[Dataset items]
■ ■ ■ ■
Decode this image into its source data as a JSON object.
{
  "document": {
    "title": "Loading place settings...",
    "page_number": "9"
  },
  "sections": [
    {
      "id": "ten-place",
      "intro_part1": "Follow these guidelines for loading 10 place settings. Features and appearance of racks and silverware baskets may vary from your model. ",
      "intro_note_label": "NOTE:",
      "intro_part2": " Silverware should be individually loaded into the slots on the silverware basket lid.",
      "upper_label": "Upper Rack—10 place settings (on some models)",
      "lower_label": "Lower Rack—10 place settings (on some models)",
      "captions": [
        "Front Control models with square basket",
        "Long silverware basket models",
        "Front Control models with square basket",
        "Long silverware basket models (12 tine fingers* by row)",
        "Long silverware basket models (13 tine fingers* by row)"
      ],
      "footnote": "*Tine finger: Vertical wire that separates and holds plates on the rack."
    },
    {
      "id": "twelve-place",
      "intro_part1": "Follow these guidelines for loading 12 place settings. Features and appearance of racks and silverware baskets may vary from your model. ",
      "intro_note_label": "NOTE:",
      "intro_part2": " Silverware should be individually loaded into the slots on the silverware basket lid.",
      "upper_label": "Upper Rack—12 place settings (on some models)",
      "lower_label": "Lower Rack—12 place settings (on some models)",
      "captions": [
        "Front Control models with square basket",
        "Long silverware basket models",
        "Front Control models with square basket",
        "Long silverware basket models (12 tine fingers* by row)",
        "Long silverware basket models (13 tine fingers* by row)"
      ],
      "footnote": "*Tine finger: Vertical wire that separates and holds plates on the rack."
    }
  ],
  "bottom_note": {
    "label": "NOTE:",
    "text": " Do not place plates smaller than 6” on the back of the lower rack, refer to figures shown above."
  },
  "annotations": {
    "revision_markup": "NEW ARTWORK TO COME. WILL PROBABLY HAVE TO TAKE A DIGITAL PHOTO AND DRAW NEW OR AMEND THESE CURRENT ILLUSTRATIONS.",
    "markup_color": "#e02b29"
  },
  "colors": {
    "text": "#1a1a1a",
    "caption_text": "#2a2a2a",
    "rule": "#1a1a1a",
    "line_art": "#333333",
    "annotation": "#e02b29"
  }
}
■ ■ ■ ■
> **The problem**
Retype the material in full, character for character.

> **Result**
Decode this image into its source data as a JSON object.
{
  "document": {
    "title": "Loading place settings...",
    "page_number": "9"
  },
  "sections": [
    {
      "id": "ten-place",
      "intro_part1": "Follow these guidelines for loading 10 place settings. Features and appearance of racks and silverware baskets may vary from your model. ",
      "intro_note_label": "NOTE:",
      "intro_part2": " Silverware should be individually loaded into the slots on the silverware basket lid.",
      "upper_label": "Upper Rack—10 place settings (on some models)",
      "lower_label": "Lower Rack—10 place settings (on some models)",
      "captions": [
        "Front Control models with square basket",
        "Long silverware basket models",
        "Front Control models with square basket",
        "Long silverware basket models (12 tine fingers* by row)",
        "Long silverware basket models (13 tine fingers* by row)"
      ],
      "footnote": "*Tine finger: Vertical wire that separates and holds plates on the rack."
    },
    {
      "id": "twelve-place",
      "intro_part1": "Follow these guidelines for loading 12 place settings. Features and appearance of racks and silverware baskets may vary from your model. ",
      "intro_note_label": "NOTE:",
      "intro_part2": " Silverware should be individually loaded into the slots on the silverware basket lid.",
      "upper_label": "Upper Rack—12 place settings (on some models)",
      "lower_label": "Lower Rack—12 place settings (on some models)",
      "captions": [
        "Front Control models with square basket",
        "Long silverware basket models",
        "Front Control models with square basket",
        "Long silverware basket models (12 tine fingers* by row)",
        "Long silverware basket models (13 tine fingers* by row)"
      ],
      "footnote": "*Tine finger: Vertical wire that separates and holds plates on the rack."
    }
  ],
  "bottom_note": {
    "label": "NOTE:",
    "text": " Do not place plates smaller than 6” on the back of the lower rack, refer to figures shown above."
  },
  "annotations": {
    "revision_markup": "NEW ARTWORK TO COME. WILL PROBABLY HAVE TO TAKE A DIGITAL PHOTO AND DRAW NEW OR AMEND THESE CURRENT ILLUSTRATIONS.",
    "markup_color": "#e02b29"
  },
  "colors": {
    "text": "#1a1a1a",
    "caption_text": "#2a2a2a",
    "rule": "#1a1a1a",
    "line_art": "#333333",
    "annotation": "#e02b29"
  }
}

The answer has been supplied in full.